▶ **Written problem**:
Omit the pictures, then reproduce every remaining record exactly.

┌─ Exercise data

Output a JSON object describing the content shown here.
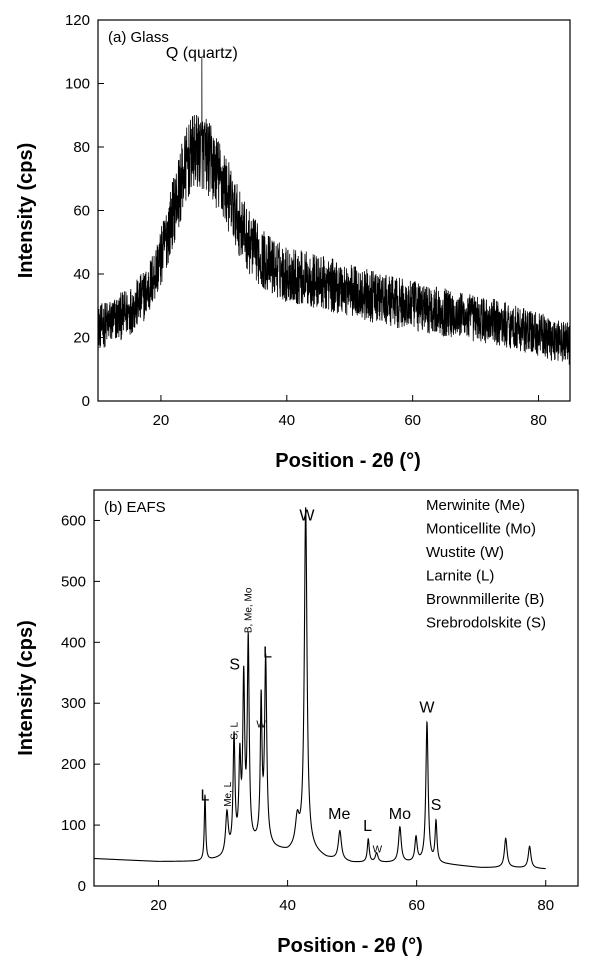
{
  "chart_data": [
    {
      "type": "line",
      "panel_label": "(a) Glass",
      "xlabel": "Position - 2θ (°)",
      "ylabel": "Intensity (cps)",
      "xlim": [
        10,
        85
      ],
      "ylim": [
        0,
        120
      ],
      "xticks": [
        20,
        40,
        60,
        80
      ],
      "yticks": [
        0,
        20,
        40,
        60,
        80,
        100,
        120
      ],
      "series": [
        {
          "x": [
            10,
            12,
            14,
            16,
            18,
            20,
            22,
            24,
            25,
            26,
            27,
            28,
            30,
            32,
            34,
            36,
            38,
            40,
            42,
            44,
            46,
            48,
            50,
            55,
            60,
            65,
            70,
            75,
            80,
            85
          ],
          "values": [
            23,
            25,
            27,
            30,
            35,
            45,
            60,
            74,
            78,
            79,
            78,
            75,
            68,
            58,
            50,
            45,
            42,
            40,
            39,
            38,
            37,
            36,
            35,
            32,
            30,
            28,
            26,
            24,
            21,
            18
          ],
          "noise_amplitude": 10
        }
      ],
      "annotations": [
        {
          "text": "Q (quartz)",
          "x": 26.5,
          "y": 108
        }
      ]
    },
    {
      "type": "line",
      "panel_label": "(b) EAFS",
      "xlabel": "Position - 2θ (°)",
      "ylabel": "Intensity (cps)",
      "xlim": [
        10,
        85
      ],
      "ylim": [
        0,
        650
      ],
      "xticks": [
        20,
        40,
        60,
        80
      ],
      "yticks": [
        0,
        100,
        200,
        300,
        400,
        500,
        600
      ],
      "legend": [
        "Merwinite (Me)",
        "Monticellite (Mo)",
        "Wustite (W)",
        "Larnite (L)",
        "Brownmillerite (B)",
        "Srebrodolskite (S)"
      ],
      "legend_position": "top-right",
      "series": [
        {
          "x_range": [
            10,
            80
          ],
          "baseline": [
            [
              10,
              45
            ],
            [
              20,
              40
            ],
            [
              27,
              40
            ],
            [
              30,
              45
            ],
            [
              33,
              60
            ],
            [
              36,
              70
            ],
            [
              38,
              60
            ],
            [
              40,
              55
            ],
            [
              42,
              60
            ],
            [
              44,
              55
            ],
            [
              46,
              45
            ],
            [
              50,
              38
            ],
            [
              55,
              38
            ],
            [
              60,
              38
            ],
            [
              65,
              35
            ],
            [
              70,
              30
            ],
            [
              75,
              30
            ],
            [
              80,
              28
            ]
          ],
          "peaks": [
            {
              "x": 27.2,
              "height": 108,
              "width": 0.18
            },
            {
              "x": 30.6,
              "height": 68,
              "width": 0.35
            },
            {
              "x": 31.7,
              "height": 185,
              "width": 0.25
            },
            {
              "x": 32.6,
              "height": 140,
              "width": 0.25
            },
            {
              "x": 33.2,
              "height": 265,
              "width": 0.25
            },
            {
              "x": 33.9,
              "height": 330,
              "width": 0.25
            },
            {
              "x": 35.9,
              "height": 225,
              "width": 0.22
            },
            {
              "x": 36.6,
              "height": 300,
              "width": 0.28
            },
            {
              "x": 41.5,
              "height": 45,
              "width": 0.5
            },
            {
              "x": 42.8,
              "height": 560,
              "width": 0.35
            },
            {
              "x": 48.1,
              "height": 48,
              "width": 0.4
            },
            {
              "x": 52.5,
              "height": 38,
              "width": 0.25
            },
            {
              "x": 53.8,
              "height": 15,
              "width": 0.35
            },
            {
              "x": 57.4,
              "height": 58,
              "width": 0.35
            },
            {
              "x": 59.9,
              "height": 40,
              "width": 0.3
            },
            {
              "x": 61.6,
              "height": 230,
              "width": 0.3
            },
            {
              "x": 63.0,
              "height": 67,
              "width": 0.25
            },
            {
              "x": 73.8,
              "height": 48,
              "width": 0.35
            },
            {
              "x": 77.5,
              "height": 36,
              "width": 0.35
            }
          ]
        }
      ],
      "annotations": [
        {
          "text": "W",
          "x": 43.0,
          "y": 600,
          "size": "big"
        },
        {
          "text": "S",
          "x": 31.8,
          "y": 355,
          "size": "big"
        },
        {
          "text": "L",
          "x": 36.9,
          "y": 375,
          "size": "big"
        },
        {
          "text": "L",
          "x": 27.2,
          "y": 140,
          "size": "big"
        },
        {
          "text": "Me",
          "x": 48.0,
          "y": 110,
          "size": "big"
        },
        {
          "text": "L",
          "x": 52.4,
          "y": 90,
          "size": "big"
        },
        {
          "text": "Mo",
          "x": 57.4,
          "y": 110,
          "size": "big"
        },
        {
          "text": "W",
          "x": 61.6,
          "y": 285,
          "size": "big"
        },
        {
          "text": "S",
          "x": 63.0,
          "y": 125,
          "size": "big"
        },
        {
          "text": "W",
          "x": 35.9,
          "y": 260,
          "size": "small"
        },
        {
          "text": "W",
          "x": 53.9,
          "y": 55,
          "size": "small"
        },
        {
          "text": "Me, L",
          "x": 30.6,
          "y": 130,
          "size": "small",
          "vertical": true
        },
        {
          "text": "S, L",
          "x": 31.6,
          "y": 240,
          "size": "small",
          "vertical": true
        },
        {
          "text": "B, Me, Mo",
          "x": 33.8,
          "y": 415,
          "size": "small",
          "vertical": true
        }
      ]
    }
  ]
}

└─

▶ **Completed task**:
Output a JSON object describing the content shown here.
{
  "chart_data": [
    {
      "type": "line",
      "panel_label": "(a) Glass",
      "xlabel": "Position - 2θ (°)",
      "ylabel": "Intensity (cps)",
      "xlim": [
        10,
        85
      ],
      "ylim": [
        0,
        120
      ],
      "xticks": [
        20,
        40,
        60,
        80
      ],
      "yticks": [
        0,
        20,
        40,
        60,
        80,
        100,
        120
      ],
      "series": [
        {
          "x": [
            10,
            12,
            14,
            16,
            18,
            20,
            22,
            24,
            25,
            26,
            27,
            28,
            30,
            32,
            34,
            36,
            38,
            40,
            42,
            44,
            46,
            48,
            50,
            55,
            60,
            65,
            70,
            75,
            80,
            85
          ],
          "values": [
            23,
            25,
            27,
            30,
            35,
            45,
            60,
            74,
            78,
            79,
            78,
            75,
            68,
            58,
            50,
            45,
            42,
            40,
            39,
            38,
            37,
            36,
            35,
            32,
            30,
            28,
            26,
            24,
            21,
            18
          ],
          "noise_amplitude": 10
        }
      ],
      "annotations": [
        {
          "text": "Q (quartz)",
          "x": 26.5,
          "y": 108
        }
      ]
    },
    {
      "type": "line",
      "panel_label": "(b) EAFS",
      "xlabel": "Position - 2θ (°)",
      "ylabel": "Intensity (cps)",
      "xlim": [
        10,
        85
      ],
      "ylim": [
        0,
        650
      ],
      "xticks": [
        20,
        40,
        60,
        80
      ],
      "yticks": [
        0,
        100,
        200,
        300,
        400,
        500,
        600
      ],
      "legend": [
        "Merwinite (Me)",
        "Monticellite (Mo)",
        "Wustite (W)",
        "Larnite (L)",
        "Brownmillerite (B)",
        "Srebrodolskite (S)"
      ],
      "legend_position": "top-right",
      "series": [
        {
          "x_range": [
            10,
            80
          ],
          "baseline": [
            [
              10,
              45
            ],
            [
              20,
              40
            ],
            [
              27,
              40
            ],
            [
              30,
              45
            ],
            [
              33,
              60
            ],
            [
              36,
              70
            ],
            [
              38,
              60
            ],
            [
              40,
              55
            ],
            [
              42,
              60
            ],
            [
              44,
              55
            ],
            [
              46,
              45
            ],
            [
              50,
              38
            ],
            [
              55,
              38
            ],
            [
              60,
              38
            ],
            [
              65,
              35
            ],
            [
              70,
              30
            ],
            [
              75,
              30
            ],
            [
              80,
              28
            ]
          ],
          "peaks": [
            {
              "x": 27.2,
              "height": 108,
              "width": 0.18
            },
            {
              "x": 30.6,
              "height": 68,
              "width": 0.35
            },
            {
              "x": 31.7,
              "height": 185,
              "width": 0.25
            },
            {
              "x": 32.6,
              "height": 140,
              "width": 0.25
            },
            {
              "x": 33.2,
              "height": 265,
              "width": 0.25
            },
            {
              "x": 33.9,
              "height": 330,
              "width": 0.25
            },
            {
              "x": 35.9,
              "height": 225,
              "width": 0.22
            },
            {
              "x": 36.6,
              "height": 300,
              "width": 0.28
            },
            {
              "x": 41.5,
              "height": 45,
              "width": 0.5
            },
            {
              "x": 42.8,
              "height": 560,
              "width": 0.35
            },
            {
              "x": 48.1,
              "height": 48,
              "width": 0.4
            },
            {
              "x": 52.5,
              "height": 38,
              "width": 0.25
            },
            {
              "x": 53.8,
              "height": 15,
              "width": 0.35
            },
            {
              "x": 57.4,
              "height": 58,
              "width": 0.35
            },
            {
              "x": 59.9,
              "height": 40,
              "width": 0.3
            },
            {
              "x": 61.6,
              "height": 230,
              "width": 0.3
            },
            {
              "x": 63.0,
              "height": 67,
              "width": 0.25
            },
            {
              "x": 73.8,
              "height": 48,
              "width": 0.35
            },
            {
              "x": 77.5,
              "height": 36,
              "width": 0.35
            }
          ]
        }
      ],
      "annotations": [
        {
          "text": "W",
          "x": 43.0,
          "y": 600,
          "size": "big"
        },
        {
          "text": "S",
          "x": 31.8,
          "y": 355,
          "size": "big"
        },
        {
          "text": "L",
          "x": 36.9,
          "y": 375,
          "size": "big"
        },
        {
          "text": "L",
          "x": 27.2,
          "y": 140,
          "size": "big"
        },
        {
          "text": "Me",
          "x": 48.0,
          "y": 110,
          "size": "big"
        },
        {
          "text": "L",
          "x": 52.4,
          "y": 90,
          "size": "big"
        },
        {
          "text": "Mo",
          "x": 57.4,
          "y": 110,
          "size": "big"
        },
        {
          "text": "W",
          "x": 61.6,
          "y": 285,
          "size": "big"
        },
        {
          "text": "S",
          "x": 63.0,
          "y": 125,
          "size": "big"
        },
        {
          "text": "W",
          "x": 35.9,
          "y": 260,
          "size": "small"
        },
        {
          "text": "W",
          "x": 53.9,
          "y": 55,
          "size": "small"
        },
        {
          "text": "Me, L",
          "x": 30.6,
          "y": 130,
          "size": "small",
          "vertical": true
        },
        {
          "text": "S, L",
          "x": 31.6,
          "y": 240,
          "size": "small",
          "vertical": true
        },
        {
          "text": "B, Me, Mo",
          "x": 33.8,
          "y": 415,
          "size": "small",
          "vertical": true
        }
      ]
    }
  ]
}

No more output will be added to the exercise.